Data provided -
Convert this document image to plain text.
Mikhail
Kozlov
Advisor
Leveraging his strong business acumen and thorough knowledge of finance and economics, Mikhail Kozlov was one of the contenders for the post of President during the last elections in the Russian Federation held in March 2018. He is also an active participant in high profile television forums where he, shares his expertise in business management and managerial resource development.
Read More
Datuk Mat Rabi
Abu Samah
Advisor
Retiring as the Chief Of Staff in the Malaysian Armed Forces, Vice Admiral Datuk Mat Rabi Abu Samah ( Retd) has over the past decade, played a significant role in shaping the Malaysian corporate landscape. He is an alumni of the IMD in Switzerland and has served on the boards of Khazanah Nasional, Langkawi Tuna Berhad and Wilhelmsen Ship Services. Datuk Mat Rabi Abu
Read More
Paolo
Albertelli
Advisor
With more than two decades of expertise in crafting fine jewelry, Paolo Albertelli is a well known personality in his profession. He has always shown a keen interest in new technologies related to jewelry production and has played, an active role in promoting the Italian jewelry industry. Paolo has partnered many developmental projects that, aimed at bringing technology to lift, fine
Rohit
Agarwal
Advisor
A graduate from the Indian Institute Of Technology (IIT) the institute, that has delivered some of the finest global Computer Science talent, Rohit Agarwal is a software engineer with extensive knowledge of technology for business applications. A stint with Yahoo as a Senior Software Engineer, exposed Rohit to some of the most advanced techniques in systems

Directions for this task - Say how many lines in the entries contain the string "Kozlov", and say nothing else.

Result for this exercise - 2